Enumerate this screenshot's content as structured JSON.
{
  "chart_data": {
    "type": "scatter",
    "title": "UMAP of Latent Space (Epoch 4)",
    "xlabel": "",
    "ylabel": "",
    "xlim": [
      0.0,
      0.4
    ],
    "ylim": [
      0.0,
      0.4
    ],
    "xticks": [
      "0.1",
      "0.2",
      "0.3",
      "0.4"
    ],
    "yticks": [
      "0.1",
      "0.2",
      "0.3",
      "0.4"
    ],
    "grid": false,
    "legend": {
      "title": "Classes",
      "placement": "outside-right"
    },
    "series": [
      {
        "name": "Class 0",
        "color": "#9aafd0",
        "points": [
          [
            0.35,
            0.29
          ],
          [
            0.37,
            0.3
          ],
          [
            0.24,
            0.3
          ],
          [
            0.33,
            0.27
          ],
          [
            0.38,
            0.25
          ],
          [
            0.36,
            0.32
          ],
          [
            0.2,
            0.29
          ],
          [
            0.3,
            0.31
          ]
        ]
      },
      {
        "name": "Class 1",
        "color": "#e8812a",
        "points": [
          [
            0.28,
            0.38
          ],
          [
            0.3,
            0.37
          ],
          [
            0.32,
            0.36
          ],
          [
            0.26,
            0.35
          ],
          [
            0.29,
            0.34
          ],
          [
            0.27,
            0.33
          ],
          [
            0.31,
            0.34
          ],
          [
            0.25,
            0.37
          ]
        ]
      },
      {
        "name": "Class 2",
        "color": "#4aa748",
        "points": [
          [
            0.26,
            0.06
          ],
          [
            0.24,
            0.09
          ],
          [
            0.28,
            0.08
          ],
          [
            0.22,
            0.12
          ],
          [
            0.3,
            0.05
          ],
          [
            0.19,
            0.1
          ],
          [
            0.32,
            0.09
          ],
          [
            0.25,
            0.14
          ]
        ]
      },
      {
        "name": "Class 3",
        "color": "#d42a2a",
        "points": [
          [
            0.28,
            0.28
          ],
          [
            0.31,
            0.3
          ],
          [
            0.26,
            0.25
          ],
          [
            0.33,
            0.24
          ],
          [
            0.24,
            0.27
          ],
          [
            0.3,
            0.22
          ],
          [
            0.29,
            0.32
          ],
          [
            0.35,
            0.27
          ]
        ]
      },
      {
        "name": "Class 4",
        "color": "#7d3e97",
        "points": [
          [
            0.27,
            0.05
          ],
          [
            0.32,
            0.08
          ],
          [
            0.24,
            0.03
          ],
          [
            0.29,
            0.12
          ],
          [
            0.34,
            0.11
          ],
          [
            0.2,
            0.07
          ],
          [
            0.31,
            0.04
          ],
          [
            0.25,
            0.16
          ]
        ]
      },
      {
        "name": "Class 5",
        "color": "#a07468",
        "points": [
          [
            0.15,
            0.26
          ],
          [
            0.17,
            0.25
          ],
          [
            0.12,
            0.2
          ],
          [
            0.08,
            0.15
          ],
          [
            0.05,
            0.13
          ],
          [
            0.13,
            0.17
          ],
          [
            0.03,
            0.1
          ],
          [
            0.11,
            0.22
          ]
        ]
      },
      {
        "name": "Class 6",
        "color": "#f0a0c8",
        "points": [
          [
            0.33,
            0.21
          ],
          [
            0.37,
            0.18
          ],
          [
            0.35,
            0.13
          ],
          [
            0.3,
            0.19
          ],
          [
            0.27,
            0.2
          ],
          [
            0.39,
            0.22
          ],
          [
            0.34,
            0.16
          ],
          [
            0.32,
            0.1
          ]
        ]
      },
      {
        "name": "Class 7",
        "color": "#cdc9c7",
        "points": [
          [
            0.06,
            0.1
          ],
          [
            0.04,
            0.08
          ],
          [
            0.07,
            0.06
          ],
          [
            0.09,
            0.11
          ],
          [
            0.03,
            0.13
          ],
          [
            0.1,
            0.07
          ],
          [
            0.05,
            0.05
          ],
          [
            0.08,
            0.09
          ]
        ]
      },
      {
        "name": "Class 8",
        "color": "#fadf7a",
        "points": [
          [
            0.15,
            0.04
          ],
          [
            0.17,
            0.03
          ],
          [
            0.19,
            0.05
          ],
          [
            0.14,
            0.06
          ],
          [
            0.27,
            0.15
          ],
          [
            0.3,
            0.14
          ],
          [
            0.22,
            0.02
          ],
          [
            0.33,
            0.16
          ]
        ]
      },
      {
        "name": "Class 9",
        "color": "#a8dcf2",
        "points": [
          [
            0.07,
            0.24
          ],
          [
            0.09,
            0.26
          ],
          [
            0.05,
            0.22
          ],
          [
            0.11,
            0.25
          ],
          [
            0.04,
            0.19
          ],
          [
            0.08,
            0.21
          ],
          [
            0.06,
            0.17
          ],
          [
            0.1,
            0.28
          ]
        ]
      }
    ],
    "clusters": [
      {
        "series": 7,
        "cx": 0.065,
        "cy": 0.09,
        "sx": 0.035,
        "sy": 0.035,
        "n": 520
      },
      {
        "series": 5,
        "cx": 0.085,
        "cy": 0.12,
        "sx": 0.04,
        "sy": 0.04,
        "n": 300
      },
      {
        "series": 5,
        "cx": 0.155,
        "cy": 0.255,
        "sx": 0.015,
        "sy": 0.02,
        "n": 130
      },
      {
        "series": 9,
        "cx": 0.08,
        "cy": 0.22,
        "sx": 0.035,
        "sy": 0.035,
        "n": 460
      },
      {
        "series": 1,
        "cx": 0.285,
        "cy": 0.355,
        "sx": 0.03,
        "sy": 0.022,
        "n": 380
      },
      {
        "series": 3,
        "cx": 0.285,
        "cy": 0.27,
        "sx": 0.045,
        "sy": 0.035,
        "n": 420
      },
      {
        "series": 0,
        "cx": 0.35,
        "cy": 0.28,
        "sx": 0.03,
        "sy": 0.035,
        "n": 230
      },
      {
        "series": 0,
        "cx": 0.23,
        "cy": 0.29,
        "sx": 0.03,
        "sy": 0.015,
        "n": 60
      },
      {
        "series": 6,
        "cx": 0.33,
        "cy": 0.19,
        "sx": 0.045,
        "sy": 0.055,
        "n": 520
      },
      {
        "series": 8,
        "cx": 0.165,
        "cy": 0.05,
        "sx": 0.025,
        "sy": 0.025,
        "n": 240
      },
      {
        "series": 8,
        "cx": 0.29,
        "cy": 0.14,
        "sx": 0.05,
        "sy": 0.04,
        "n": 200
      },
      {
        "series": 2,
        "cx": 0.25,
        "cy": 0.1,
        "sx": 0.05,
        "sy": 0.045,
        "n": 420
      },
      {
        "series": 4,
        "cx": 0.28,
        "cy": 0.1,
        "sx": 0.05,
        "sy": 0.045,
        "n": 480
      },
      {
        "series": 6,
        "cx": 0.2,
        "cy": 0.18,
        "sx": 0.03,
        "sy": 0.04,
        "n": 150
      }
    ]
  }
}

——

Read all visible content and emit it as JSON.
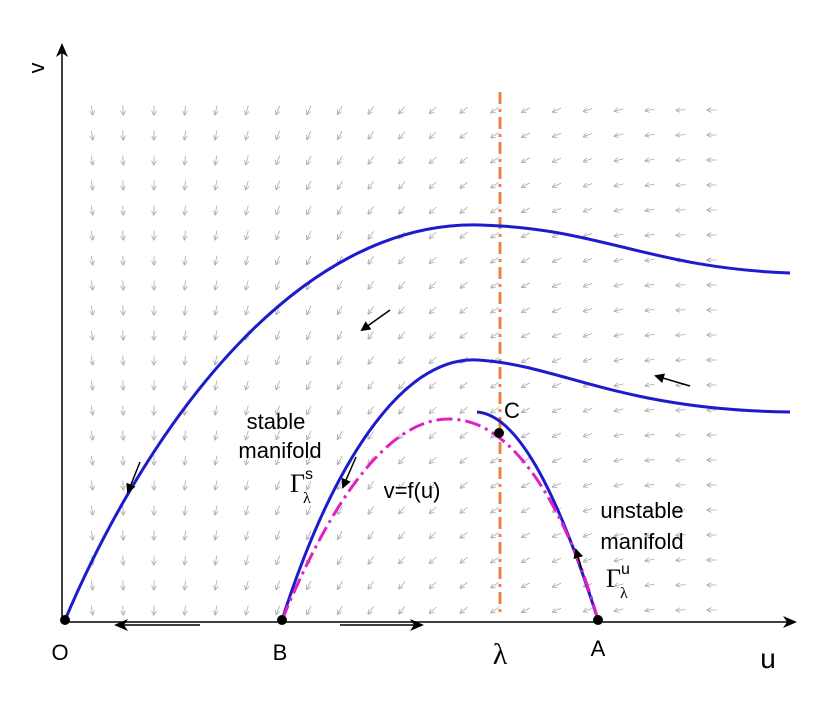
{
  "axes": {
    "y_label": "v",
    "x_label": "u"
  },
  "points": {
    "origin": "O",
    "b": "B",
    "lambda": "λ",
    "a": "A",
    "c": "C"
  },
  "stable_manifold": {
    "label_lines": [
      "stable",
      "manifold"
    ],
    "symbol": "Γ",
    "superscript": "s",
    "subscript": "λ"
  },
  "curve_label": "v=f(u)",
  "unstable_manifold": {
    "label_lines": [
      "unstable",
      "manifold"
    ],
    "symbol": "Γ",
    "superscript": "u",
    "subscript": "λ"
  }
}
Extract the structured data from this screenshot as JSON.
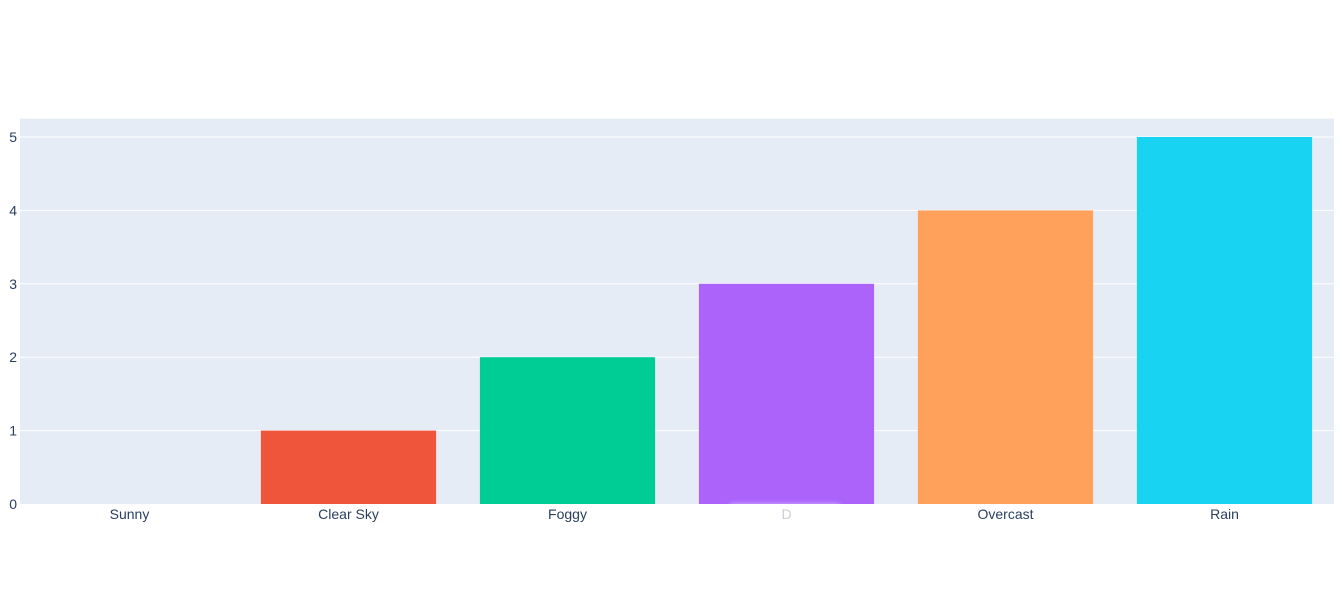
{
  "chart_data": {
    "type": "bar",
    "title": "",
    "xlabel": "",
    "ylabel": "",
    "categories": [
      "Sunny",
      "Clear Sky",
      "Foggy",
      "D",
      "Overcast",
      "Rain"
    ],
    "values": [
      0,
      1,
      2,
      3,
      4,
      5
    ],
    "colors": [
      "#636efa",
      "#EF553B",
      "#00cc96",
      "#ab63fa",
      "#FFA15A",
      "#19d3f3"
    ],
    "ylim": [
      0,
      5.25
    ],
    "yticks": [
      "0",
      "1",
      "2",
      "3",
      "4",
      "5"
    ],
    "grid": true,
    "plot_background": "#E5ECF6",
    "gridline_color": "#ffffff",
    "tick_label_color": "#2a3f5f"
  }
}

——

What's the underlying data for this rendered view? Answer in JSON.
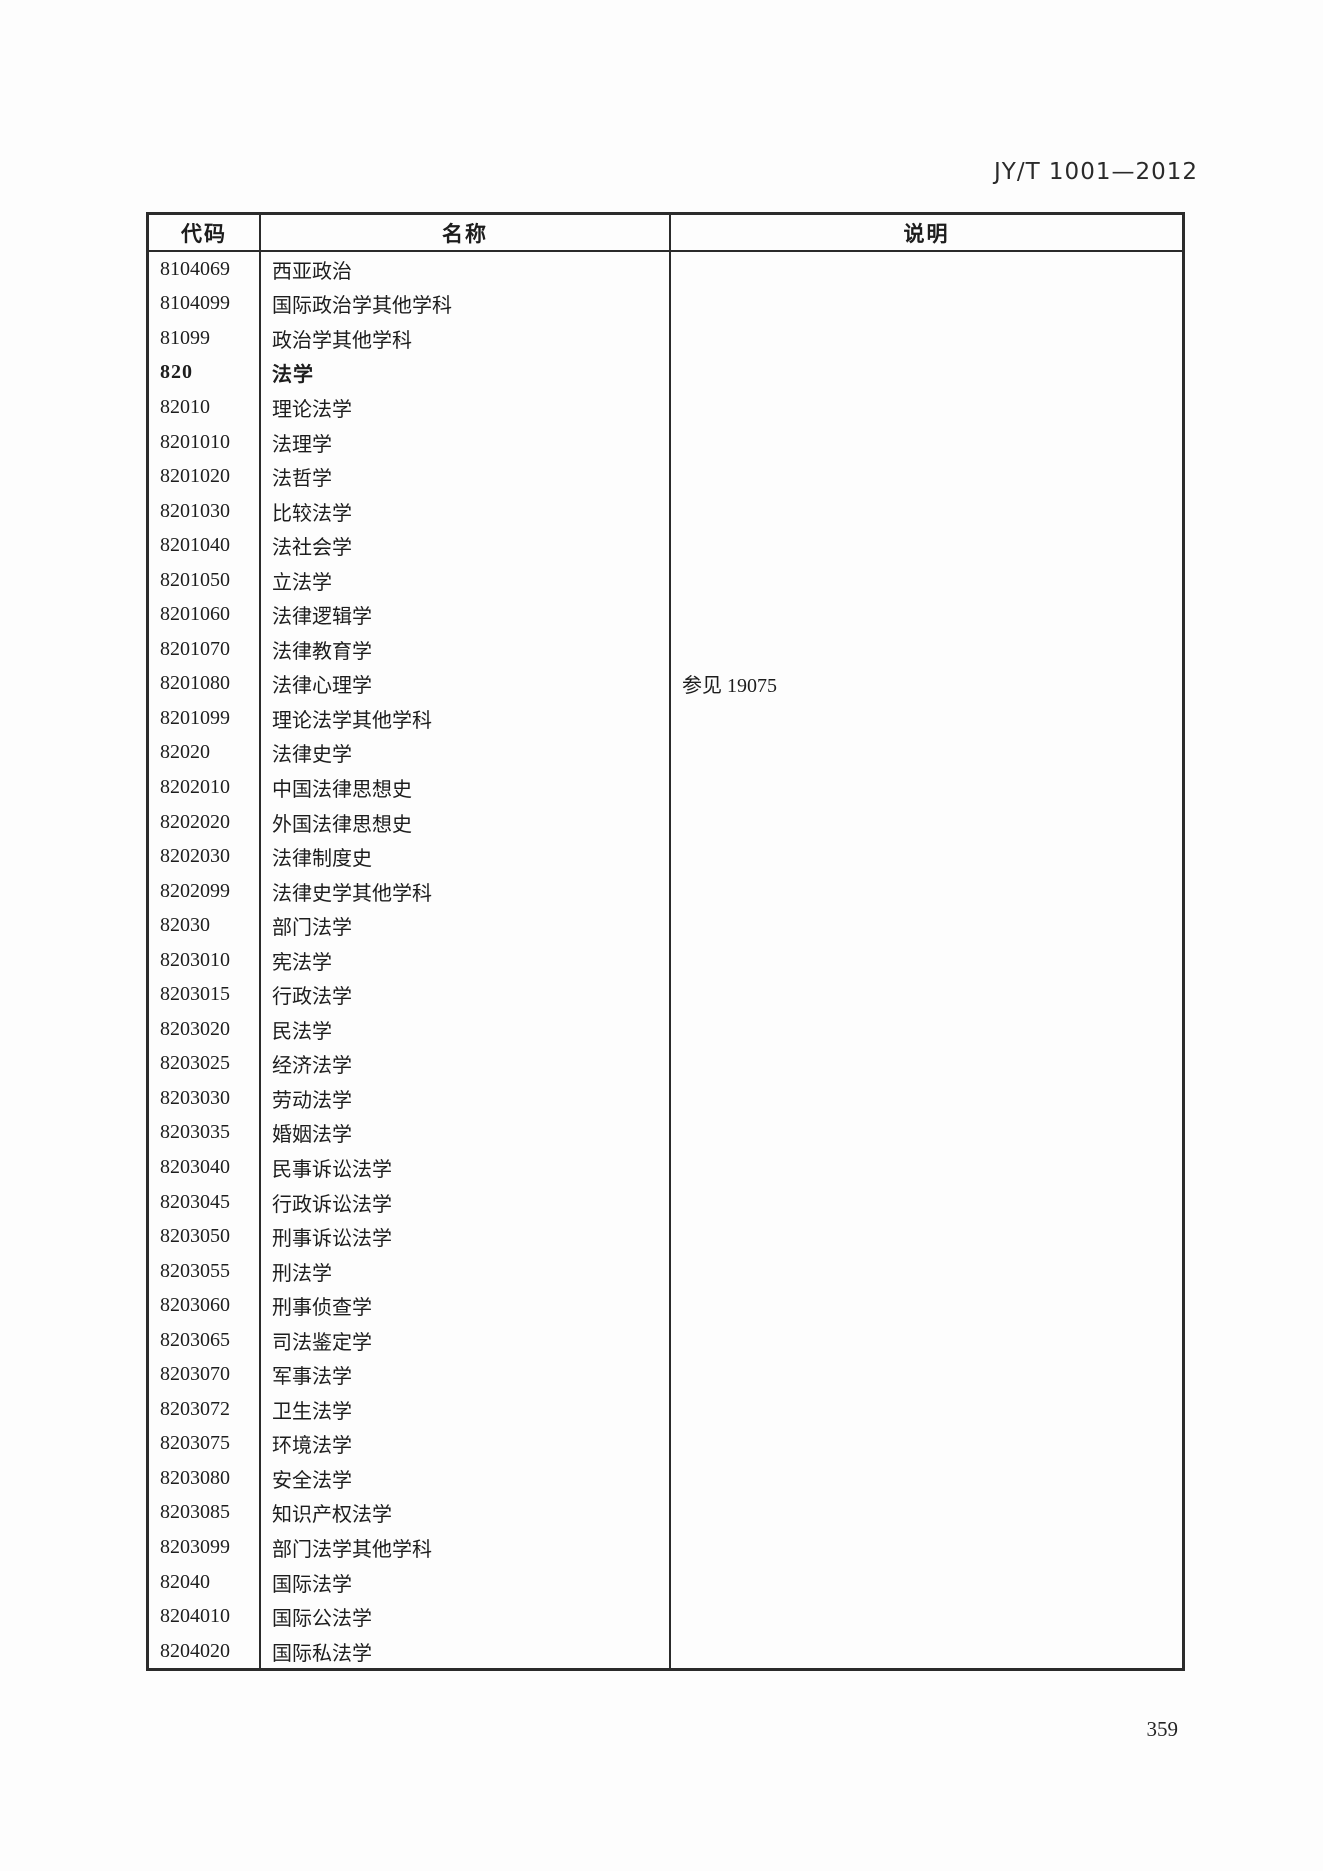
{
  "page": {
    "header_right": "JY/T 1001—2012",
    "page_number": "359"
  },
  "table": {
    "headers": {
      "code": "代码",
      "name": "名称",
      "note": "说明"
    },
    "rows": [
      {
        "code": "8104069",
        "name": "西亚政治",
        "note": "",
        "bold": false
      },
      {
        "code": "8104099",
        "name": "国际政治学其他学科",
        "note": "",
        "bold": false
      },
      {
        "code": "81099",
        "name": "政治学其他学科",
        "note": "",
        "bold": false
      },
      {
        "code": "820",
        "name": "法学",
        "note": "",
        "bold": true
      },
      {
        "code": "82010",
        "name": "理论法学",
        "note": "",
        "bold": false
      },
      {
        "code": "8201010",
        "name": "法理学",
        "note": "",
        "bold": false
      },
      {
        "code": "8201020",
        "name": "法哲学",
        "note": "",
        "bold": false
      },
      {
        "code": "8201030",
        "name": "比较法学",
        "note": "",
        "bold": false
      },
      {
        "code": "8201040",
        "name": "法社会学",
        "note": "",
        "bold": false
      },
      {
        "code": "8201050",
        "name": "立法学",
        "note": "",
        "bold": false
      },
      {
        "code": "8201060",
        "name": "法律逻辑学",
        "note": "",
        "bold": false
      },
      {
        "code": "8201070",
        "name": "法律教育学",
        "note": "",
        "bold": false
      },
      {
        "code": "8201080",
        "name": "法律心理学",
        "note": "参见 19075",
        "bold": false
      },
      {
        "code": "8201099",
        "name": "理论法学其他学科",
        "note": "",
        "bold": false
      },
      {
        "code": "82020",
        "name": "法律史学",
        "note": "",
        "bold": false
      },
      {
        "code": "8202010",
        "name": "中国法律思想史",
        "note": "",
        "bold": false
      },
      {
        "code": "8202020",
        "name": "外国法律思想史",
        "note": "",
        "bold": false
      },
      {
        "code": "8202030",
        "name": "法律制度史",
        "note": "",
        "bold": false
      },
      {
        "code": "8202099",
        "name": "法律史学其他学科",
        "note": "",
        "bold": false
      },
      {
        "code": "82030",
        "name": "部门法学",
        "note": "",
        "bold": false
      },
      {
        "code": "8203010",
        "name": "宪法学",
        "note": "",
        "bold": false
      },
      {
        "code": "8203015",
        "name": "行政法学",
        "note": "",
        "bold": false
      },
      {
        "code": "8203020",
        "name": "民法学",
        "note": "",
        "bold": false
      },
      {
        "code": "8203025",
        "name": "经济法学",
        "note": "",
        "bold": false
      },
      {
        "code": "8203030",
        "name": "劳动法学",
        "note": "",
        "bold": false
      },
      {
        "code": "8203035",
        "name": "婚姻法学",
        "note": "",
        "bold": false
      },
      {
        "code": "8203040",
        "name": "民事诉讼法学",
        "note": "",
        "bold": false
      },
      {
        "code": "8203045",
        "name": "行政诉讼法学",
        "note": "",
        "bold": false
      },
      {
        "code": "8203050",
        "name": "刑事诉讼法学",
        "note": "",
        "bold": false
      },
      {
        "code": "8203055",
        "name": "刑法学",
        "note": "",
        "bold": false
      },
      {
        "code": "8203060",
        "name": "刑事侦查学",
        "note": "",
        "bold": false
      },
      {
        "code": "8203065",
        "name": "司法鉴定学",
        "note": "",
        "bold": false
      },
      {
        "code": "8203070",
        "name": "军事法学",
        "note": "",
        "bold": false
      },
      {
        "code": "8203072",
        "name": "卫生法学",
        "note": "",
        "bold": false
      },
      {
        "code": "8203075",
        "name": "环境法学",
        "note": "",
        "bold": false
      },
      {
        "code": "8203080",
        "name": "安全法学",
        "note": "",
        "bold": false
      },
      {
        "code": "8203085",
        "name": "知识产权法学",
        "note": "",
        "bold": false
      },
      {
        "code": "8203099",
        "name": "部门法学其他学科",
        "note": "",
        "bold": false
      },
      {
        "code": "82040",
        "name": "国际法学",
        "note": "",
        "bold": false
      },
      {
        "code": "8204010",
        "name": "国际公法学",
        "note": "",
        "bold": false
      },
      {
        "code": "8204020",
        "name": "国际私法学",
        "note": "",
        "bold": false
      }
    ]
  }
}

——

Task prompt -> For the entries shown above, give the number of lines that include the word "content", without any other text.

Full output -> 2